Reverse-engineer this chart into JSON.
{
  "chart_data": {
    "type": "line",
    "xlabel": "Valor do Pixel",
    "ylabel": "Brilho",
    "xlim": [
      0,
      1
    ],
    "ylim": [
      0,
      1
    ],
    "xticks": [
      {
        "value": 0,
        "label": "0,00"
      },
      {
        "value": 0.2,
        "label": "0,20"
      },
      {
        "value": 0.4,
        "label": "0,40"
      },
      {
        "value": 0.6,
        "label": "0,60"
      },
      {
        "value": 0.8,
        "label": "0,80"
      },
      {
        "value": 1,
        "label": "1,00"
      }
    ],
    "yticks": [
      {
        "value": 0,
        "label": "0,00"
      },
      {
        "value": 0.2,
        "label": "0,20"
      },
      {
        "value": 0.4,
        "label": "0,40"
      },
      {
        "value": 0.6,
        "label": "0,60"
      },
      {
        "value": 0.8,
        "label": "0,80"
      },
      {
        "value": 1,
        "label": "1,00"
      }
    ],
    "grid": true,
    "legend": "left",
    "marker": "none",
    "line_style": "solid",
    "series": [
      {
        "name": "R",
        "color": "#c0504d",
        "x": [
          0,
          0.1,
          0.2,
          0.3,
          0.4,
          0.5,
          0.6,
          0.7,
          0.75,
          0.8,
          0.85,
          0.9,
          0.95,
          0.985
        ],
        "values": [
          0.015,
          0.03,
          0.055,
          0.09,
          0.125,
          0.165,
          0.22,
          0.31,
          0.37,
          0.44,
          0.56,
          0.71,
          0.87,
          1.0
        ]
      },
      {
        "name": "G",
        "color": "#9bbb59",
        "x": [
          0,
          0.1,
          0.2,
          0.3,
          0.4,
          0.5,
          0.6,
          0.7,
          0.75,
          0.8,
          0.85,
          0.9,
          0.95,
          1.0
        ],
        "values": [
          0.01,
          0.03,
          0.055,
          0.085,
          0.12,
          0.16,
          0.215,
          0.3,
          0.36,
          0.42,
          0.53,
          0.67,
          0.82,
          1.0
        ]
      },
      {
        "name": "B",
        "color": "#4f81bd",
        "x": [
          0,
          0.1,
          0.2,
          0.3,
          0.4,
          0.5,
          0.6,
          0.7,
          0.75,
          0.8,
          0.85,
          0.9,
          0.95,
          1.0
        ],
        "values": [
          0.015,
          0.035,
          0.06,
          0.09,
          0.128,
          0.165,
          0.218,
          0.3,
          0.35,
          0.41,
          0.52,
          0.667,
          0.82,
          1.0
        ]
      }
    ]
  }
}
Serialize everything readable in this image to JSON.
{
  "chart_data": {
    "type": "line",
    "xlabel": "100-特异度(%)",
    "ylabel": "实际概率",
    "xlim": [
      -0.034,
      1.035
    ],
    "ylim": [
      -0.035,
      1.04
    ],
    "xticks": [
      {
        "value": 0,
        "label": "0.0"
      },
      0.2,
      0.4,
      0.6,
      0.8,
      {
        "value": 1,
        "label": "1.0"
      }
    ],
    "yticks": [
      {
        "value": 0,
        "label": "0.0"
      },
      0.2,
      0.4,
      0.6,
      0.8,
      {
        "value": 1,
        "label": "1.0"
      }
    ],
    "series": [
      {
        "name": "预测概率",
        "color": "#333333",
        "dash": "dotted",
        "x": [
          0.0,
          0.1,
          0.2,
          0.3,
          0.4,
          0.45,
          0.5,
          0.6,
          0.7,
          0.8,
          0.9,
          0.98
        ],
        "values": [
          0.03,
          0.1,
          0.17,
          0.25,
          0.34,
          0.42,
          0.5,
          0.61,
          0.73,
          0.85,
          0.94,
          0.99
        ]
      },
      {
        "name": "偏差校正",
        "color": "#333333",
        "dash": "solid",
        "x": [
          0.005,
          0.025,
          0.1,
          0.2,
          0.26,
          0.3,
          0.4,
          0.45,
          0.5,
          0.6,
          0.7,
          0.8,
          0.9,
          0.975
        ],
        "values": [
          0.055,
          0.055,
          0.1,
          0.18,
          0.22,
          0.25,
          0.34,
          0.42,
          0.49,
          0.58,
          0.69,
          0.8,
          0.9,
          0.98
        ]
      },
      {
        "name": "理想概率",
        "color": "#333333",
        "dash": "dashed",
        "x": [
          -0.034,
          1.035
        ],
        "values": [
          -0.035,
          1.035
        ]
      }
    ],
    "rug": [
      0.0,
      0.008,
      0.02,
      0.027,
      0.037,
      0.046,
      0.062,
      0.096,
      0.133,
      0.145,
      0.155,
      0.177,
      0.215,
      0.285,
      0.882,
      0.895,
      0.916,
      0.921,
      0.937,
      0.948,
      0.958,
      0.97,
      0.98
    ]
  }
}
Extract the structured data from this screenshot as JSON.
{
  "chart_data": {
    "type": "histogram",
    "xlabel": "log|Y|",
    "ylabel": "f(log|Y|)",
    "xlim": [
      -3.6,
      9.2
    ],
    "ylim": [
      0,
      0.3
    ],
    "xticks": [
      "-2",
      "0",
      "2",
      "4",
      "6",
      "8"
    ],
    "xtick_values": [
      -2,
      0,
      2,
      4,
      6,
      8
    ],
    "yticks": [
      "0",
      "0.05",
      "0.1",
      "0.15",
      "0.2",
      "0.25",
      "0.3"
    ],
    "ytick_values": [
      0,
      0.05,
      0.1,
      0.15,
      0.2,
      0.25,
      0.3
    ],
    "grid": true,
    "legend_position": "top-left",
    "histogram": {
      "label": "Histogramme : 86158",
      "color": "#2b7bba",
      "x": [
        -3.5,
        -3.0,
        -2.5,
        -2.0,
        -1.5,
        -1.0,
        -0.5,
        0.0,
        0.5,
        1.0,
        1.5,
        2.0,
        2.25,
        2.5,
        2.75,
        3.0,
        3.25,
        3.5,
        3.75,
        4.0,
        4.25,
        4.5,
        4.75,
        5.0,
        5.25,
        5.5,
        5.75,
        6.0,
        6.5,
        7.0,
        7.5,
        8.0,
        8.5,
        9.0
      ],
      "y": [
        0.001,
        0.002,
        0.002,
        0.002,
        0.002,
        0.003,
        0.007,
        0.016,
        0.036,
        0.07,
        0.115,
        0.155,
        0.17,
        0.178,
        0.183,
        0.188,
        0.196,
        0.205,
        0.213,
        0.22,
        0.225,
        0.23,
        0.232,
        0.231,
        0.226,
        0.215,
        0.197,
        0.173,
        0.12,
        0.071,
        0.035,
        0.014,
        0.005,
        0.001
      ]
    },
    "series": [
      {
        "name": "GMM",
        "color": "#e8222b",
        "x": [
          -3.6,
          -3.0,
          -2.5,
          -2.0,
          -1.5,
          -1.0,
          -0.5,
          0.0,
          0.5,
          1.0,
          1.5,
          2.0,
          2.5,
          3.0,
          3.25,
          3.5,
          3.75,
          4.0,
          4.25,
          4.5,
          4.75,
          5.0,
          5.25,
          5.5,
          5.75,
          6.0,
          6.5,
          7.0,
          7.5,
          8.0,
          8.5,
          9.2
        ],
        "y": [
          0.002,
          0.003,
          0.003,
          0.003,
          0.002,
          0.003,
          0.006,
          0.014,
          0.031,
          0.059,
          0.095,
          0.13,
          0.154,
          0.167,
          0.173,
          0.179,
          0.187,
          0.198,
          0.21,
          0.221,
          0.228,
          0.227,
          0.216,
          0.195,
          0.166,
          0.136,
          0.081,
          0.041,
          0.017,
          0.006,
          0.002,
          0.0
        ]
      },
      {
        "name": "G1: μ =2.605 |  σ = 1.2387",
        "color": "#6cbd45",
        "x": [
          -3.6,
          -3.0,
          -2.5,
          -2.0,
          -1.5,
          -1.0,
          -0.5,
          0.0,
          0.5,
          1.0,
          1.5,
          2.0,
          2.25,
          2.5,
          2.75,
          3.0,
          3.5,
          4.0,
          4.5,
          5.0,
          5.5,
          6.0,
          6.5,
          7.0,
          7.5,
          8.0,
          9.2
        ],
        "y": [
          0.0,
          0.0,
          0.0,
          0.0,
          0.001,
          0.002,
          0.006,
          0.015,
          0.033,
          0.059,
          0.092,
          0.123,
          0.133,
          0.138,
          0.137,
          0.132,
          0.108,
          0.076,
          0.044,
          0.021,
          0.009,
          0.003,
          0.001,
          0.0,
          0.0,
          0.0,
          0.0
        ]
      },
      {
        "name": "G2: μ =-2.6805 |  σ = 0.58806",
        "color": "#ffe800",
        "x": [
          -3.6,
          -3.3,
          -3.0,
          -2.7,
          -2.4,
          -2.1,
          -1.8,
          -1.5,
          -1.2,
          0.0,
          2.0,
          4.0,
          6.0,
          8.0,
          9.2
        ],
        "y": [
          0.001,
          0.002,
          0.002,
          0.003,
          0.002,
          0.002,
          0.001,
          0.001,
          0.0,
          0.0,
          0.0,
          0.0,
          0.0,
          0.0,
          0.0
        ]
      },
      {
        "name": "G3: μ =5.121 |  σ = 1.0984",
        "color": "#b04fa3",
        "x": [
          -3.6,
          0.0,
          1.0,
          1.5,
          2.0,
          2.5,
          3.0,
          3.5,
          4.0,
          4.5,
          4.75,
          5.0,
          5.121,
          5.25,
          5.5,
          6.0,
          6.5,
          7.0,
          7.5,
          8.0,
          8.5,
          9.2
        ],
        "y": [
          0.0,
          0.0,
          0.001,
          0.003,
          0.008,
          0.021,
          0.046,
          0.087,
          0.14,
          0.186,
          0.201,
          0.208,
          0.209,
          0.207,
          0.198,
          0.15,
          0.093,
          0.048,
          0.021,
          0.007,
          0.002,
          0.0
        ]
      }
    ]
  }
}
== == ==
Short exercise:
Report all lines of the data above that include the string "left".

Output:
    "legend": "left",
    "legend_position": "top-left",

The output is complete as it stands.